··· Provided records

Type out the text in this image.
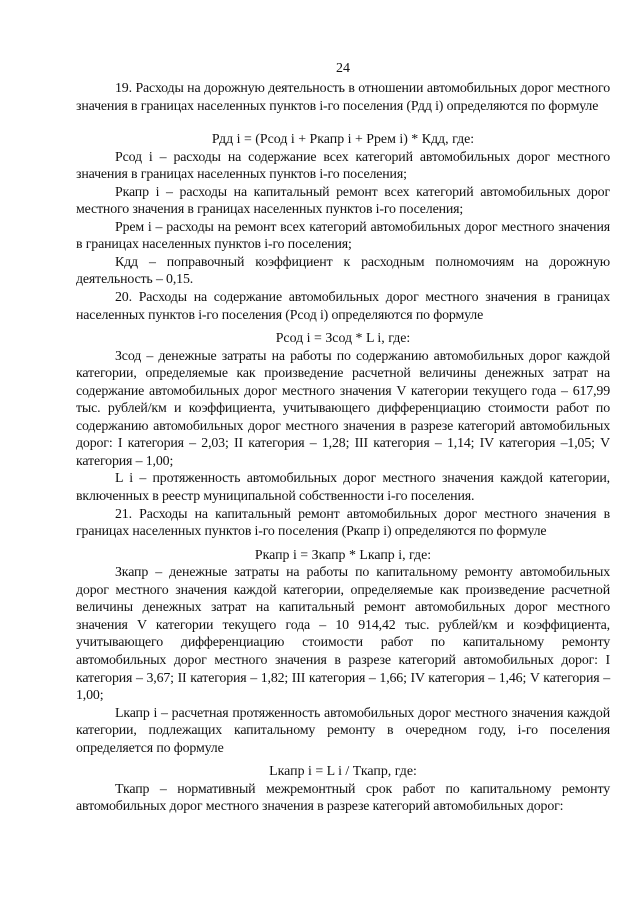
24

19. Расходы на дорожную деятельность в отношении автомобильных дорог местного значения в границах населенных пунктов i-го поселения (Рдд i) определяются по формуле

Рдд i = (Рсод i + Ркапр i + Ррем i) * Кдд, где:

Рсод i – расходы на содержание всех категорий автомобильных дорог местного значения в границах населенных пунктов i-го поселения;

Ркапр i – расходы на капитальный ремонт всех категорий автомобильных дорог местного значения в границах населенных пунктов i-го поселения;

Ррем i – расходы на ремонт всех категорий автомобильных дорог местного значения в границах населенных пунктов i-го поселения;

Кдд – поправочный коэффициент к расходным полномочиям на дорожную деятельность – 0,15.

20. Расходы на содержание автомобильных дорог местного значения в границах населенных пунктов i-го поселения (Рсод i) определяются по формуле

Рсод i = Зсод * L i, где:

Зсод – денежные затраты на работы по содержанию автомобильных дорог каждой категории, определяемые как произведение расчетной величины денежных затрат на содержание автомобильных дорог местного значения V категории текущего года – 617,99 тыс. рублей/км и коэффициента, учитывающего дифференциацию стоимости работ по содержанию автомобильных дорог местного значения в разрезе категорий автомобильных дорог: I категория – 2,03; II категория – 1,28; III категория – 1,14; IV категория –1,05; V категория – 1,00;

L i – протяженность автомобильных дорог местного значения каждой категории, включенных в реестр муниципальной собственности i-го поселения.

21. Расходы на капитальный ремонт автомобильных дорог местного значения в границах населенных пунктов i-го поселения (Ркапр i) определяются по формуле

Ркапр i = Зкапр * Lкапр i, где:

Зкапр – денежные затраты на работы по капитальному ремонту автомобильных дорог местного значения каждой категории, определяемые как произведение расчетной величины денежных затрат на капитальный ремонт автомобильных дорог местного значения V категории текущего года – 10 914,42 тыс. рублей/км и коэффициента, учитывающего дифференциацию стоимости работ по капитальному ремонту автомобильных дорог местного значения в разрезе категорий автомобильных дорог: I категория – 3,67; II категория – 1,82; III категория – 1,66; IV категория – 1,46; V категория – 1,00;

Lкапр i – расчетная протяженность автомобильных дорог местного значения каждой категории, подлежащих капитальному ремонту в очередном году, i-го поселения определяется по формуле

Lкапр i = L i / Ткапр, где:

Ткапр – нормативный межремонтный срок работ по капитальному ремонту автомобильных дорог местного значения в разрезе категорий автомобильных дорог:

······

> _Problem_
Look through the data above. Find each line with the string "дорожную" and copy it.

> _Answer for the task_
19. Расходы на дорожную деятельность в отношении автомобильных дорог местного значения в границах населенных пунктов i-го поселения (Рдд i) определяются по формуле
Кдд – поправочный коэффициент к расходным полномочиям на дорожную деятельность – 0,15.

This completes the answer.